_Source material_
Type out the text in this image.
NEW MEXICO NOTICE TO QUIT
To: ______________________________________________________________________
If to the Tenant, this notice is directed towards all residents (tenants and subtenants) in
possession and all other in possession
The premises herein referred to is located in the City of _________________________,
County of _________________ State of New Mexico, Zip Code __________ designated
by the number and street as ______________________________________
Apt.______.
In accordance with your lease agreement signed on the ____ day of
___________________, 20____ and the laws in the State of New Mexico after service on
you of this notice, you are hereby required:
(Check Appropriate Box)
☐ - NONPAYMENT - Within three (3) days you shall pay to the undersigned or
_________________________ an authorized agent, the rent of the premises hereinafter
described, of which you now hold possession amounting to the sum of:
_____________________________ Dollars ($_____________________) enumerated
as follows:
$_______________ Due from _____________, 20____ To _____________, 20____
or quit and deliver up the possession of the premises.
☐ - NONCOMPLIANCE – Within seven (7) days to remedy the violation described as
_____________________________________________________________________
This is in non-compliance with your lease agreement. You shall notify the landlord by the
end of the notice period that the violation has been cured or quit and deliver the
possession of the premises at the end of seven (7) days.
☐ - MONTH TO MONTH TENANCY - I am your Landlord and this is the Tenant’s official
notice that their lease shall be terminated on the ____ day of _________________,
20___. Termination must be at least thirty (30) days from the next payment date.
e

_Requirements_
Each line that has the word "Tenant" counts once. How many such lines are in the data? Give the number alone.

_Right answer_
2